TASK DESCRIPTION: Output all lines exactly.

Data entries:
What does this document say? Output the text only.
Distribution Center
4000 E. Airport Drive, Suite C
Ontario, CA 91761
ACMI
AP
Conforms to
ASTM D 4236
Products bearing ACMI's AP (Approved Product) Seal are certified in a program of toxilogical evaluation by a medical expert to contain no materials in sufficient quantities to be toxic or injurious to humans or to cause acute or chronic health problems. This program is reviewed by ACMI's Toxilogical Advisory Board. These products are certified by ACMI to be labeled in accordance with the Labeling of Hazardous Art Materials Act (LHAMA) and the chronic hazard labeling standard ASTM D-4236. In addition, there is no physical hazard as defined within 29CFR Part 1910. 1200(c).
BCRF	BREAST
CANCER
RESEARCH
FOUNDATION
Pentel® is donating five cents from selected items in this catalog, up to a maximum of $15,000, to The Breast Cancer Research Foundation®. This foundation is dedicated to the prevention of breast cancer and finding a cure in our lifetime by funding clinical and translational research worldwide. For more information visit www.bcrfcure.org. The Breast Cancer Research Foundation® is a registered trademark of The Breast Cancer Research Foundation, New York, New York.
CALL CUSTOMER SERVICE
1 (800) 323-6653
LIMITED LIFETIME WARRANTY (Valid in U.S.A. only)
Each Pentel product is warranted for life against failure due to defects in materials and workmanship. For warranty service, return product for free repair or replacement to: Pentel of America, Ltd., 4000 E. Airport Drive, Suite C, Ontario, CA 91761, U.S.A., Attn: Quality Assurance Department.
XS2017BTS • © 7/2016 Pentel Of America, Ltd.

WRITTEN ANSWER:
What does this document say? Output the text only.
Distribution Center
4000 E. Airport Drive, Suite C
Ontario, CA 91761
ACMI
AP
Conforms to
ASTM D 4236
Products bearing ACMI's AP (Approved Product) Seal are certified in a program of toxilogical evaluation by a medical expert to contain no materials in sufficient quantities to be toxic or injurious to humans or to cause acute or chronic health problems. This program is reviewed by ACMI's Toxilogical Advisory Board. These products are certified by ACMI to be labeled in accordance with the Labeling of Hazardous Art Materials Act (LHAMA) and the chronic hazard labeling standard ASTM D-4236. In addition, there is no physical hazard as defined within 29CFR Part 1910. 1200(c).
BCRF	BREAST
CANCER
RESEARCH
FOUNDATION
Pentel® is donating five cents from selected items in this catalog, up to a maximum of $15,000, to The Breast Cancer Research Foundation®. This foundation is dedicated to the prevention of breast cancer and finding a cure in our lifetime by funding clinical and translational research worldwide. For more information visit www.bcrfcure.org. The Breast Cancer Research Foundation® is a registered trademark of The Breast Cancer Research Foundation, New York, New York.
CALL CUSTOMER SERVICE
1 (800) 323-6653
LIMITED LIFETIME WARRANTY (Valid in U.S.A. only)
Each Pentel product is warranted for life against failure due to defects in materials and workmanship. For warranty service, return product for free repair or replacement to: Pentel of America, Ltd., 4000 E. Airport Drive, Suite C, Ontario, CA 91761, U.S.A., Attn: Quality Assurance Department.
XS2017BTS • © 7/2016 Pentel Of America, Ltd.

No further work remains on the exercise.